**Task item:** Reproduce the records below exactly as given.

Data excerpts
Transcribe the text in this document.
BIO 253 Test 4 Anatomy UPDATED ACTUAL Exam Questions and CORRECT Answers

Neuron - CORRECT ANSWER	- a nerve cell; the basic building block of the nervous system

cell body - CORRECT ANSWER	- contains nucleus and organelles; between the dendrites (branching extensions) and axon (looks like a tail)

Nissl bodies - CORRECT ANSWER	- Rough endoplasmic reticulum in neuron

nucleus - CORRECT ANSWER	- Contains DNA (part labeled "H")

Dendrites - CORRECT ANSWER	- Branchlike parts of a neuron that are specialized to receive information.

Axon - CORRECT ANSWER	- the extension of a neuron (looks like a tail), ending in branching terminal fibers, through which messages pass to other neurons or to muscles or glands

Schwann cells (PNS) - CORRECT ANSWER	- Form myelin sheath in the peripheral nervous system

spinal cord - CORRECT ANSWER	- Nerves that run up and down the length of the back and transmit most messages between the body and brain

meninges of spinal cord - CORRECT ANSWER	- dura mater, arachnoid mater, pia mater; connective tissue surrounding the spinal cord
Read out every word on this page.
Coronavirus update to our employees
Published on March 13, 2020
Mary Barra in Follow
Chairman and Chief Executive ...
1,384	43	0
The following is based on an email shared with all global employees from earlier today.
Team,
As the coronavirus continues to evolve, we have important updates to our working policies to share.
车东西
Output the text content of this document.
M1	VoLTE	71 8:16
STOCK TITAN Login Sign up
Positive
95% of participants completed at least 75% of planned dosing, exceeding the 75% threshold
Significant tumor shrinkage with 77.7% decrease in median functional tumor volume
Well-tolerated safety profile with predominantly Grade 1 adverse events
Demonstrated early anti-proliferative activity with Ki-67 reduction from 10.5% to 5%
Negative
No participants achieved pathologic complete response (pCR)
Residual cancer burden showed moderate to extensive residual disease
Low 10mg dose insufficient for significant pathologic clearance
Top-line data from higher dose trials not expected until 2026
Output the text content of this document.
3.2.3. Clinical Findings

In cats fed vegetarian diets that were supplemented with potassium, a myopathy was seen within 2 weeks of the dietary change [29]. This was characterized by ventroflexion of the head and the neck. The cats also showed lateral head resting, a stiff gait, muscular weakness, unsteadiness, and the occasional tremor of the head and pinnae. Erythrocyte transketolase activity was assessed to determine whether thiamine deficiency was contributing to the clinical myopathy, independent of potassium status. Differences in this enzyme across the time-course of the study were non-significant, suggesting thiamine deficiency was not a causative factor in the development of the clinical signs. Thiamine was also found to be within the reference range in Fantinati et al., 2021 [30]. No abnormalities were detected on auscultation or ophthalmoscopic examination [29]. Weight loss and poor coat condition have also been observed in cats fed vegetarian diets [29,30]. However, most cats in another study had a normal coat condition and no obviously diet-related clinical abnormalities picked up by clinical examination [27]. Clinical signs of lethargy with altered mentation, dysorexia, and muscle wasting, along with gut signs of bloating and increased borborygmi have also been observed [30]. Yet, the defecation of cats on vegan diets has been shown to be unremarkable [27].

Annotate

**Result below:**
Transcribe the text in this document.
BIO 253 Test 4 Anatomy UPDATED ACTUAL Exam Questions and CORRECT Answers

Neuron - CORRECT ANSWER	- a nerve cell; the basic building block of the nervous system

cell body - CORRECT ANSWER	- contains nucleus and organelles; between the dendrites (branching extensions) and axon (looks like a tail)

Nissl bodies - CORRECT ANSWER	- Rough endoplasmic reticulum in neuron

nucleus - CORRECT ANSWER	- Contains DNA (part labeled "H")

Dendrites - CORRECT ANSWER	- Branchlike parts of a neuron that are specialized to receive information.

Axon - CORRECT ANSWER	- the extension of a neuron (looks like a tail), ending in branching terminal fibers, through which messages pass to other neurons or to muscles or glands

Schwann cells (PNS) - CORRECT ANSWER	- Form myelin sheath in the peripheral nervous system

spinal cord - CORRECT ANSWER	- Nerves that run up and down the length of the back and transmit most messages between the body and brain

meninges of spinal cord - CORRECT ANSWER	- dura mater, arachnoid mater, pia mater; connective tissue surrounding the spinal cord
Read out every word on this page.
Coronavirus update to our employees
Published on March 13, 2020
Mary Barra in Follow
Chairman and Chief Executive ...
1,384	43	0
The following is based on an email shared with all global employees from earlier today.
Team,
As the coronavirus continues to evolve, we have important updates to our working policies to share.
车东西
Output the text content of this document.
M1	VoLTE	71 8:16
STOCK TITAN Login Sign up
Positive
95% of participants completed at least 75% of planned dosing, exceeding the 75% threshold
Significant tumor shrinkage with 77.7% decrease in median functional tumor volume
Well-tolerated safety profile with predominantly Grade 1 adverse events
Demonstrated early anti-proliferative activity with Ki-67 reduction from 10.5% to 5%
Negative
No participants achieved pathologic complete response (pCR)
Residual cancer burden showed moderate to extensive residual disease
Low 10mg dose insufficient for significant pathologic clearance
Top-line data from higher dose trials not expected until 2026
Output the text content of this document.
3.2.3. Clinical Findings

In cats fed vegetarian diets that were supplemented with potassium, a myopathy was seen within 2 weeks of the dietary change [29]. This was characterized by ventroflexion of the head and the neck. The cats also showed lateral head resting, a stiff gait, muscular weakness, unsteadiness, and the occasional tremor of the head and pinnae. Erythrocyte transketolase activity was assessed to determine whether thiamine deficiency was contributing to the clinical myopathy, independent of potassium status. Differences in this enzyme across the time-course of the study were non-significant, suggesting thiamine deficiency was not a causative factor in the development of the clinical signs. Thiamine was also found to be within the reference range in Fantinati et al., 2021 [30]. No abnormalities were detected on auscultation or ophthalmoscopic examination [29]. Weight loss and poor coat condition have also been observed in cats fed vegetarian diets [29,30]. However, most cats in another study had a normal coat condition and no obviously diet-related clinical abnormalities picked up by clinical examination [27]. Clinical signs of lethargy with altered mentation, dysorexia, and muscle wasting, along with gut signs of bloating and increased borborygmi have also been observed [30]. Yet, the defecation of cats on vegan diets has been shown to be unremarkable [27].

Annotate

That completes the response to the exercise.